• **Set task**
Would you repeat the lines from the one with "Extract the structured" through the final line, both included, and nothing else? No pictures belong in the copy.

• **Dataset entries**
----------------

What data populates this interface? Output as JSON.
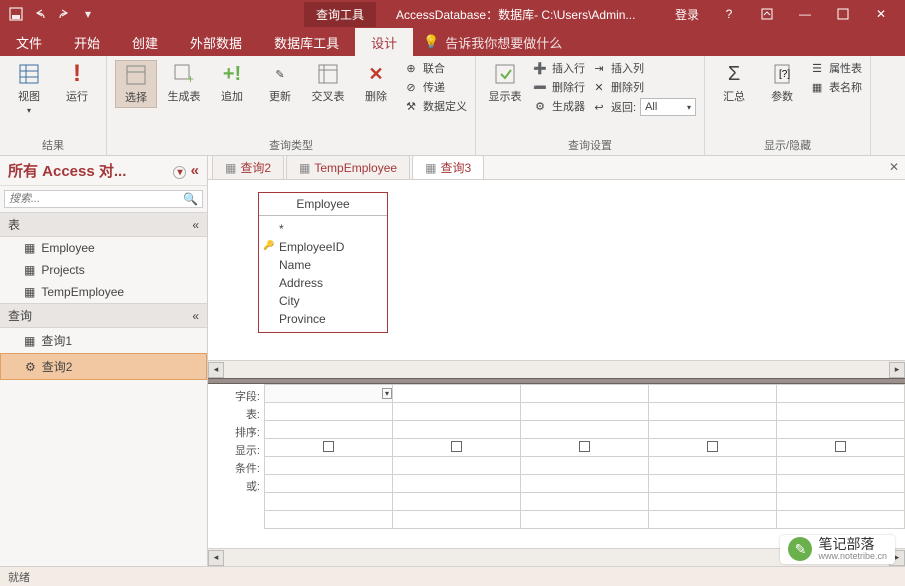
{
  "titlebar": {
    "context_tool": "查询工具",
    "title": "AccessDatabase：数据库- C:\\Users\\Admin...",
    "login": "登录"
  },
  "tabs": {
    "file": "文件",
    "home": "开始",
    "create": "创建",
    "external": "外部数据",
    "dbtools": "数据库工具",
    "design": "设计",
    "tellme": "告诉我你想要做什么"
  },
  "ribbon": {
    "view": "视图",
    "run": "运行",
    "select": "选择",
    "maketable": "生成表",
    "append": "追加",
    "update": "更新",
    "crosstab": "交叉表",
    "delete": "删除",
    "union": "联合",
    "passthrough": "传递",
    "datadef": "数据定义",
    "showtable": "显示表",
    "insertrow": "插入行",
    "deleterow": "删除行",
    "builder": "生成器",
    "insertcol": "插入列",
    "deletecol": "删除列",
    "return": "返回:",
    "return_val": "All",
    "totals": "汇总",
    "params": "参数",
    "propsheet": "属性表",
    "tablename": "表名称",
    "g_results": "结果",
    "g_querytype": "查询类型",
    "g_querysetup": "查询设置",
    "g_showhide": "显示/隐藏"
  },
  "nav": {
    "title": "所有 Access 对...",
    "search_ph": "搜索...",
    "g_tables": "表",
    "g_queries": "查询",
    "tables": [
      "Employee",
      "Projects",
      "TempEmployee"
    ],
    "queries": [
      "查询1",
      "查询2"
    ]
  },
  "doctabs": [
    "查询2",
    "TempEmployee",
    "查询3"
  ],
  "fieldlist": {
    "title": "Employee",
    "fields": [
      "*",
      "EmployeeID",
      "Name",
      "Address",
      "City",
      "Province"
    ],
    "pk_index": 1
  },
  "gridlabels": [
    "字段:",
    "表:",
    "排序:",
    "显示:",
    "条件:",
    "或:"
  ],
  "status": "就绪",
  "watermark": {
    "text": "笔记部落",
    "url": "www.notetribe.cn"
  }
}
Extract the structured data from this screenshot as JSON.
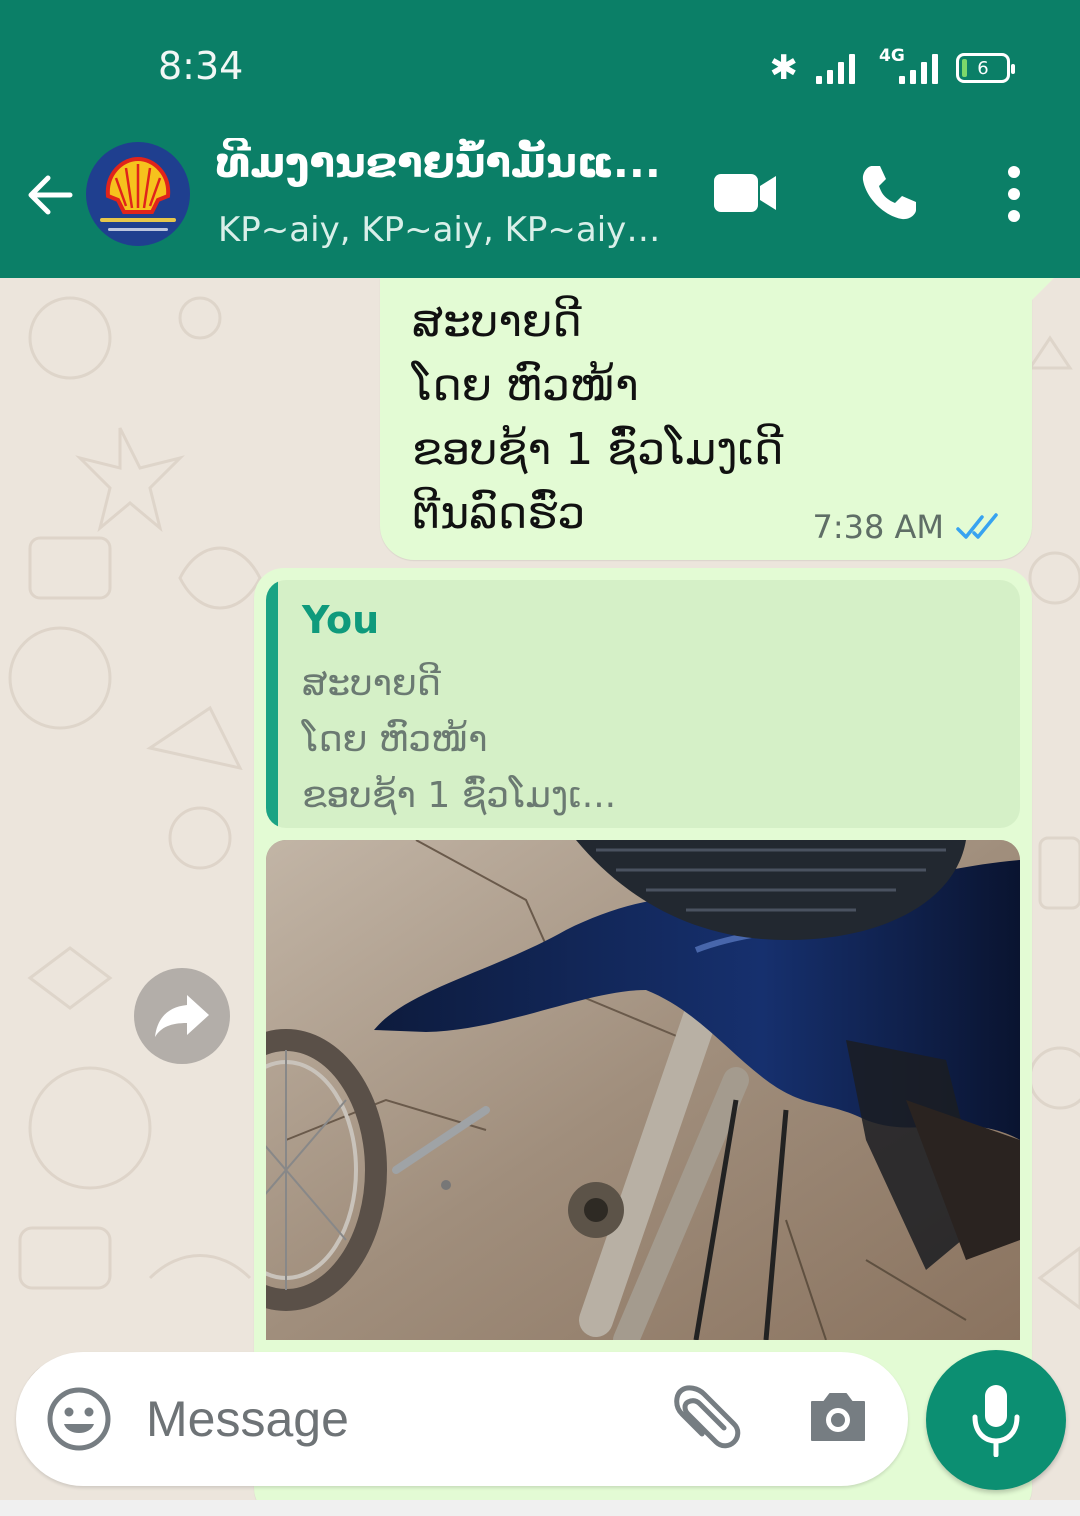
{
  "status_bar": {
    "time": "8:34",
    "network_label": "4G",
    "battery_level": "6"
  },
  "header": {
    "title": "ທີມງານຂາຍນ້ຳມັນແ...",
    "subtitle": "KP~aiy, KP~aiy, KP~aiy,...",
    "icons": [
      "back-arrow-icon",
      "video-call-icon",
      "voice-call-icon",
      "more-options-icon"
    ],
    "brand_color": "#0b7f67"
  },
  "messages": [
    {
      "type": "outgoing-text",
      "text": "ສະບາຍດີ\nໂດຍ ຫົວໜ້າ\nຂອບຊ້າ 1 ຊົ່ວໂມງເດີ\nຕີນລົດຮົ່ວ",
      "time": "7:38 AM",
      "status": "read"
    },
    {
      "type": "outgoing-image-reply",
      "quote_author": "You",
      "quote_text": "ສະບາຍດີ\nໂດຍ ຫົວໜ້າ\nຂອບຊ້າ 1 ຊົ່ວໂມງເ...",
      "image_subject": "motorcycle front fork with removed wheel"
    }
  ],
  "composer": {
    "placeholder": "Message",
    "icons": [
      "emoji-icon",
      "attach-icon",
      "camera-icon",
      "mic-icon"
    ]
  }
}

----------------

• **Answer**
Extract the structured data from this screenshot as JSON.
{
  "status_bar": {
    "time": "8:34",
    "network_label": "4G",
    "battery_level": "6"
  },
  "header": {
    "title": "ທີມງານຂາຍນ້ຳມັນແ...",
    "subtitle": "KP~aiy, KP~aiy, KP~aiy,...",
    "icons": [
      "back-arrow-icon",
      "video-call-icon",
      "voice-call-icon",
      "more-options-icon"
    ],
    "brand_color": "#0b7f67"
  },
  "messages": [
    {
      "type": "outgoing-text",
      "text": "ສະບາຍດີ\nໂດຍ ຫົວໜ້າ\nຂອບຊ້າ 1 ຊົ່ວໂມງເດີ\nຕີນລົດຮົ່ວ",
      "time": "7:38 AM",
      "status": "read"
    },
    {
      "type": "outgoing-image-reply",
      "quote_author": "You",
      "quote_text": "ສະບາຍດີ\nໂດຍ ຫົວໜ້າ\nຂອບຊ້າ 1 ຊົ່ວໂມງເ...",
      "image_subject": "motorcycle front fork with removed wheel"
    }
  ],
  "composer": {
    "placeholder": "Message",
    "icons": [
      "emoji-icon",
      "attach-icon",
      "camera-icon",
      "mic-icon"
    ]
  }
}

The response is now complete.